Collected data entries:

⟨

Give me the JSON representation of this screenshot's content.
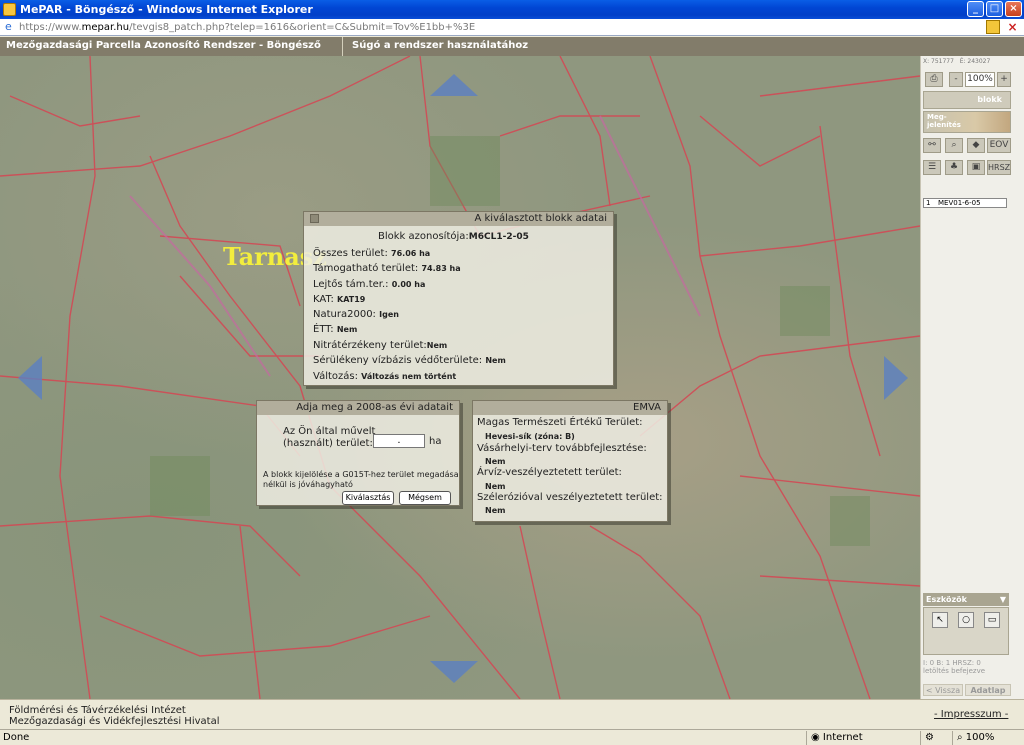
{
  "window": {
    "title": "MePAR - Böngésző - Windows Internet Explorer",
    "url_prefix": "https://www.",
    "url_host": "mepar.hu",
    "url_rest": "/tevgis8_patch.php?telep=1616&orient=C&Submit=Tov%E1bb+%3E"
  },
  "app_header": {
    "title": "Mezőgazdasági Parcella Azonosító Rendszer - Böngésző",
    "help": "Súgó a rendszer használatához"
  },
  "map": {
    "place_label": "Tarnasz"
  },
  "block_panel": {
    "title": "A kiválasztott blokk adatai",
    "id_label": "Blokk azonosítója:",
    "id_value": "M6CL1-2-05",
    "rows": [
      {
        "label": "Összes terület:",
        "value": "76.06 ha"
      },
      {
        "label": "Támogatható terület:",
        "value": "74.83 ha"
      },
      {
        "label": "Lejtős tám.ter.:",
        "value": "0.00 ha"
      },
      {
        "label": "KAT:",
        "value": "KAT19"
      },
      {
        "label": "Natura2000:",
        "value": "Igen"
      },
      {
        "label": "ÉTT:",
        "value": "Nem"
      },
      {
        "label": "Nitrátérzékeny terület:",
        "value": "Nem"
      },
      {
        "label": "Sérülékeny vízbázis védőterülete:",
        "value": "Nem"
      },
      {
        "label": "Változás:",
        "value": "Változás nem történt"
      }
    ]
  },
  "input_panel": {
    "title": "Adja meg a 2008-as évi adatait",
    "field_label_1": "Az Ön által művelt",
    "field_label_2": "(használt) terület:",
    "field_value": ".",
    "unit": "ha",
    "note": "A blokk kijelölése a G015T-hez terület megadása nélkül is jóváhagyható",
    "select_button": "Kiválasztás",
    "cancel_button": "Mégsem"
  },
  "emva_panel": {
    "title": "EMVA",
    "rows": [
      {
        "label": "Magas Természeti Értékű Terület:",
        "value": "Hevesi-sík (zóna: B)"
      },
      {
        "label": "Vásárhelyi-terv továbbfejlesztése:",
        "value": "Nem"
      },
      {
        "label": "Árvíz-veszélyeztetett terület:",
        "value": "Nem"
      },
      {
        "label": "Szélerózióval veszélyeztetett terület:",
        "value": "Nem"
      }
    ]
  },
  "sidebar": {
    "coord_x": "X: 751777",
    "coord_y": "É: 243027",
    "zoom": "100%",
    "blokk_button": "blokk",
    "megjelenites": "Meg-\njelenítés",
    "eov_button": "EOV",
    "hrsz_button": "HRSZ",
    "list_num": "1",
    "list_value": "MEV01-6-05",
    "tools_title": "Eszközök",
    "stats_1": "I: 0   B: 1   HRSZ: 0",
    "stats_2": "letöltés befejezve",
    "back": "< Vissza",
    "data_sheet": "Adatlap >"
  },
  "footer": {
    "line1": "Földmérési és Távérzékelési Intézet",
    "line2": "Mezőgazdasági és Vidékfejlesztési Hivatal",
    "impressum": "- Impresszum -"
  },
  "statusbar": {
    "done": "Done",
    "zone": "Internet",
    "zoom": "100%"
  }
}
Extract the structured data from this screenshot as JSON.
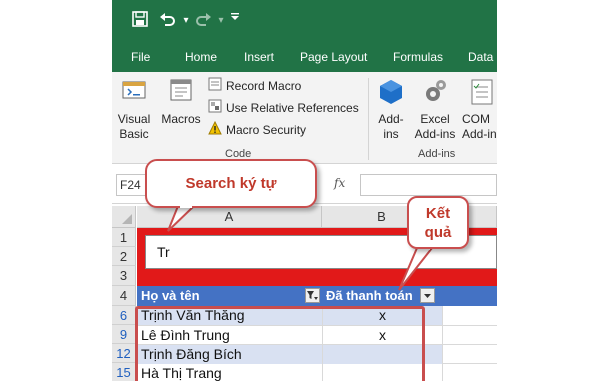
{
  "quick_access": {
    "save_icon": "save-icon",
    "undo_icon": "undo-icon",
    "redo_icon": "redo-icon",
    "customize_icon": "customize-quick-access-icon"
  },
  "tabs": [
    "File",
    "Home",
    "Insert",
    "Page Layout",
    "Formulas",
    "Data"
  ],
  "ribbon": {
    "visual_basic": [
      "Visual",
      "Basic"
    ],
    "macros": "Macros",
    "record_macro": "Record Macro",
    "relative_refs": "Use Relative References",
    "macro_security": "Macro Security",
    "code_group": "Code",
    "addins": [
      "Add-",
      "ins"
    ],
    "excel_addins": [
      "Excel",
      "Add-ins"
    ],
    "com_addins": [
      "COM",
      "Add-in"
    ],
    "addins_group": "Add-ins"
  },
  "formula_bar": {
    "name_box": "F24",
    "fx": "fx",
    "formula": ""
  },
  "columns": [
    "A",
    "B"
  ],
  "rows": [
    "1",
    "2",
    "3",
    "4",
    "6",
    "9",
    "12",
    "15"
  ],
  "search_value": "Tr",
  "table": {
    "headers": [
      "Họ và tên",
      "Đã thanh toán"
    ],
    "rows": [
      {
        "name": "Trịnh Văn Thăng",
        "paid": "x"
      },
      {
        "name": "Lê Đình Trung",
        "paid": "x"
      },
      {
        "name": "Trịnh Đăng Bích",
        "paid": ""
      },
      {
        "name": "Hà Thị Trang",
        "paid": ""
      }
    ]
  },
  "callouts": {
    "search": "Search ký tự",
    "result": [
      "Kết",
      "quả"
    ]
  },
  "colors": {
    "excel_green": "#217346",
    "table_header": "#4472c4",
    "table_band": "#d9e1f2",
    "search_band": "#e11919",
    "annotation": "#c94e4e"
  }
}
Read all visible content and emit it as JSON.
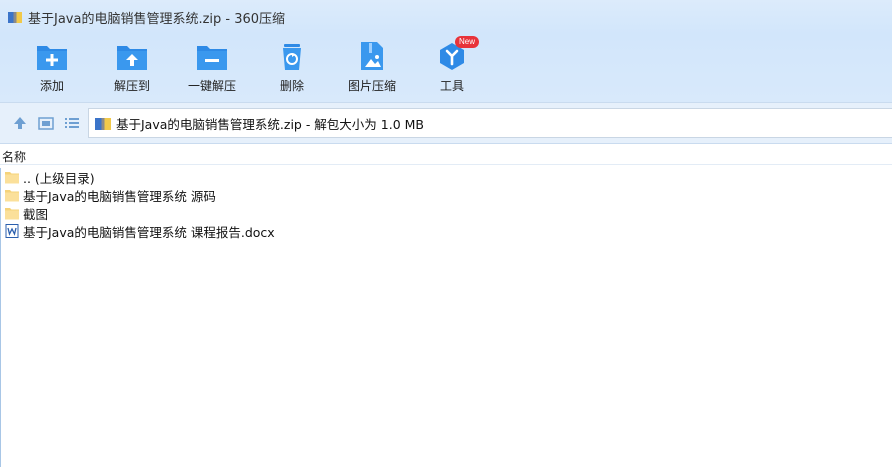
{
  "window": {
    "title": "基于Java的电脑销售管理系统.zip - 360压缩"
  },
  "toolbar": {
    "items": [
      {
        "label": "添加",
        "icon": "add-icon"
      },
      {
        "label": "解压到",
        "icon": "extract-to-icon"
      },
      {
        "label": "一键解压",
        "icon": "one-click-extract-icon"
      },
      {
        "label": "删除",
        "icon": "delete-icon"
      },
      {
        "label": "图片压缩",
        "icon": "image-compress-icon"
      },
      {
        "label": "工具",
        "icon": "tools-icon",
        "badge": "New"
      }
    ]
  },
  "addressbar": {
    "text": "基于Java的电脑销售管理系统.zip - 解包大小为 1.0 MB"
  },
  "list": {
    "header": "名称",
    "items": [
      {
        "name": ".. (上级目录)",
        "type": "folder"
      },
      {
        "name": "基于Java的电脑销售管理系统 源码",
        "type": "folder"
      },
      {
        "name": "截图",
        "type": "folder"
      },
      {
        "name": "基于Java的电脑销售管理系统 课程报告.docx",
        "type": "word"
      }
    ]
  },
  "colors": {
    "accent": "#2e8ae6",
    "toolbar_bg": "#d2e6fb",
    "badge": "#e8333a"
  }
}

⟩
⟨

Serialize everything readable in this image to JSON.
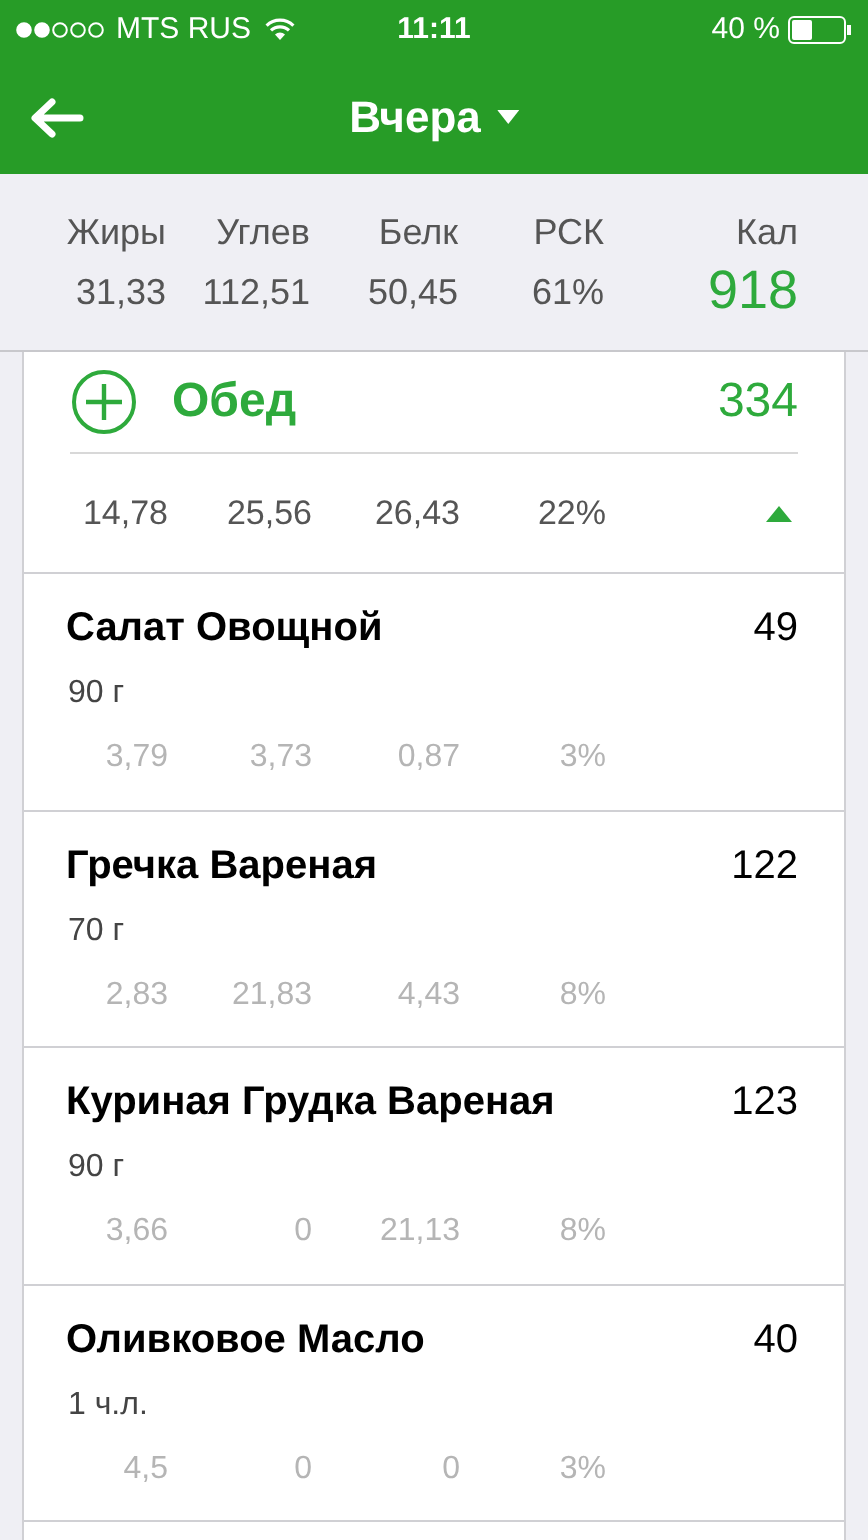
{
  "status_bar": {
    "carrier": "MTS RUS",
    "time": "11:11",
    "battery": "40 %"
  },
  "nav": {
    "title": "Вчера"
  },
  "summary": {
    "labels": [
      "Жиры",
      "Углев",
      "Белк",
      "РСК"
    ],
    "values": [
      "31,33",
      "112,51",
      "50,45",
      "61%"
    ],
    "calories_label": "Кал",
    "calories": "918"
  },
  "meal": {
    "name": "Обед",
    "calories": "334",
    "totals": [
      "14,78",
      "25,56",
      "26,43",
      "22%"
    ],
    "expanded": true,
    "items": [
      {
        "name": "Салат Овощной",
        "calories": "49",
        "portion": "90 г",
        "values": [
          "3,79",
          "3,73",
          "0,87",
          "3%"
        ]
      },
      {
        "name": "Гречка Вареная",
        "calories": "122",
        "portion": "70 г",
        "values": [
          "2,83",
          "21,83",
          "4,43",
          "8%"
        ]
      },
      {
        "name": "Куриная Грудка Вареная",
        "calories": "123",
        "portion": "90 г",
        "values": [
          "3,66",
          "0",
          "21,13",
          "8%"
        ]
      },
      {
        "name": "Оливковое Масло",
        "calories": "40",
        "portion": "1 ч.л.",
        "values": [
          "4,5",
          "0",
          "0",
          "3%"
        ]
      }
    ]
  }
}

⟩

* Exercise instructions
The required answer is a single number: the count of lines in the entries that hold the string "content".

* Output for this task
2